* Start GIVEN RECORDS *
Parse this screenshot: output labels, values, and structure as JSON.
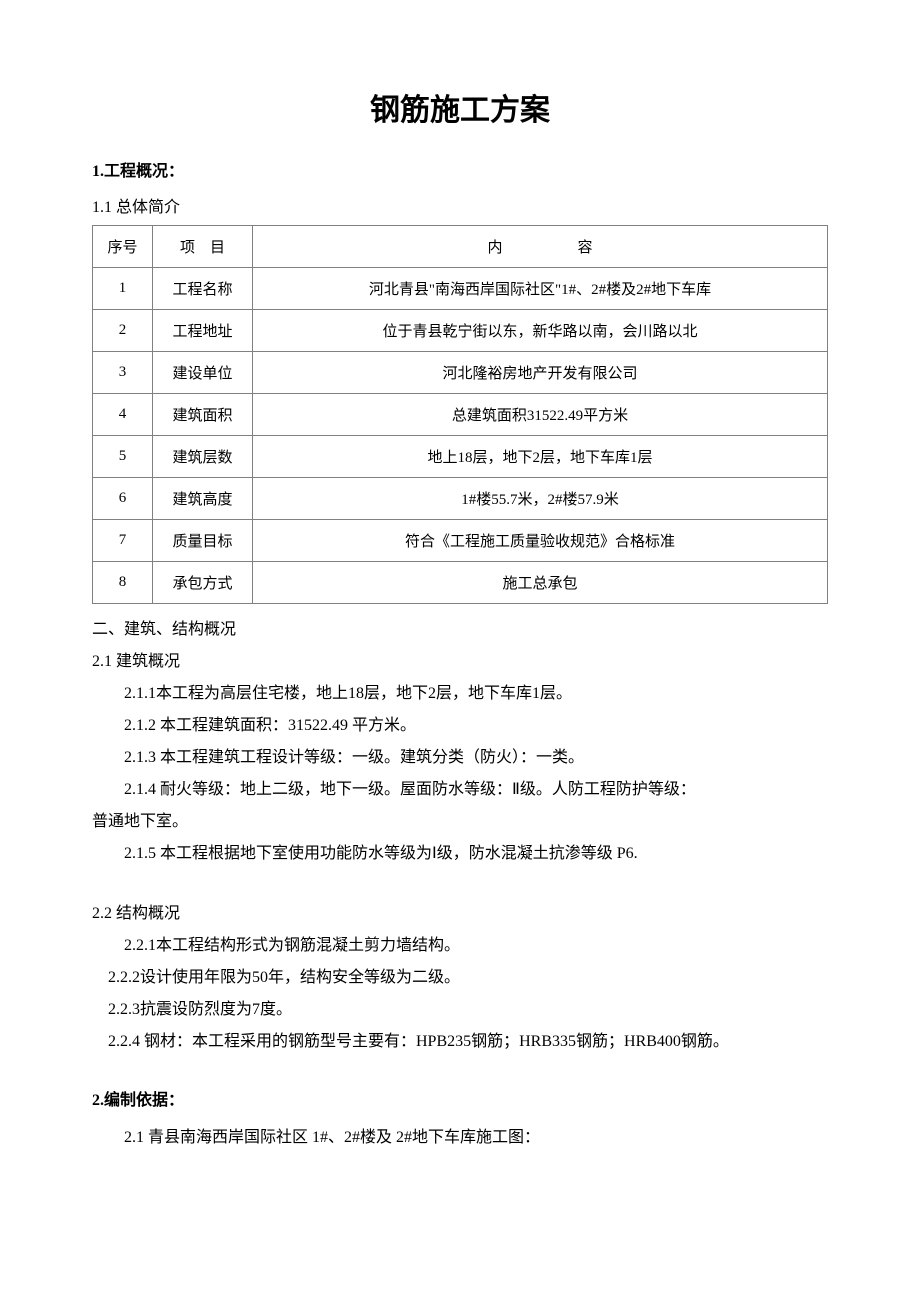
{
  "document": {
    "title": "钢筋施工方案",
    "section1": {
      "heading": "1.工程概况：",
      "sub1_1": "1.1 总体简介"
    },
    "table": {
      "headers": {
        "seq": "序号",
        "item": "项　目",
        "content": "内　　　　　容"
      },
      "rows": [
        {
          "seq": "1",
          "item": "工程名称",
          "content": "河北青县\"南海西岸国际社区\"1#、2#楼及2#地下车库"
        },
        {
          "seq": "2",
          "item": "工程地址",
          "content": "位于青县乾宁街以东，新华路以南，会川路以北"
        },
        {
          "seq": "3",
          "item": "建设单位",
          "content": "河北隆裕房地产开发有限公司"
        },
        {
          "seq": "4",
          "item": "建筑面积",
          "content": "总建筑面积31522.49平方米"
        },
        {
          "seq": "5",
          "item": "建筑层数",
          "content": "地上18层，地下2层，地下车库1层"
        },
        {
          "seq": "6",
          "item": "建筑高度",
          "content": "1#楼55.7米，2#楼57.9米"
        },
        {
          "seq": "7",
          "item": "质量目标",
          "content": "符合《工程施工质量验收规范》合格标准"
        },
        {
          "seq": "8",
          "item": "承包方式",
          "content": "施工总承包"
        }
      ]
    },
    "section2": {
      "heading": "二、建筑、结构概况",
      "sub2_1": "2.1 建筑概况",
      "p211": "2.1.1本工程为高层住宅楼，地上18层，地下2层，地下车库1层。",
      "p212": "2.1.2 本工程建筑面积：31522.49 平方米。",
      "p213": "2.1.3 本工程建筑工程设计等级：一级。建筑分类（防火）：一类。",
      "p214": "2.1.4 耐火等级：地上二级，地下一级。屋面防水等级：Ⅱ级。人防工程防护等级：普通地下室。",
      "p214_cont": "普通地下室。",
      "p214_first": "2.1.4 耐火等级：地上二级，地下一级。屋面防水等级：Ⅱ级。人防工程防护等级：",
      "p215": "2.1.5 本工程根据地下室使用功能防水等级为Ⅰ级，防水混凝土抗渗等级 P6."
    },
    "section2_2": {
      "sub2_2": "2.2 结构概况",
      "p221": "2.2.1本工程结构形式为钢筋混凝土剪力墙结构。",
      "p222": "2.2.2设计使用年限为50年，结构安全等级为二级。",
      "p223": "2.2.3抗震设防烈度为7度。",
      "p224": "2.2.4 钢材：本工程采用的钢筋型号主要有：HPB235钢筋；HRB335钢筋；HRB400钢筋。"
    },
    "section_comp": {
      "heading": "2.编制依据：",
      "p21": "2.1 青县南海西岸国际社区 1#、2#楼及 2#地下车库施工图："
    }
  },
  "style": {
    "background_color": "#ffffff",
    "text_color": "#000000",
    "border_color": "#808080",
    "title_fontsize": 30,
    "heading_fontsize": 16,
    "body_fontsize": 16,
    "table_fontsize": 15
  }
}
* End GIVEN RECORDS *
▶ _SET PROBLEM_: Among the lines of the material above, how many include the string "普通地下室"? Report only that number.

▶ _WRITTEN RESPONSE_: 2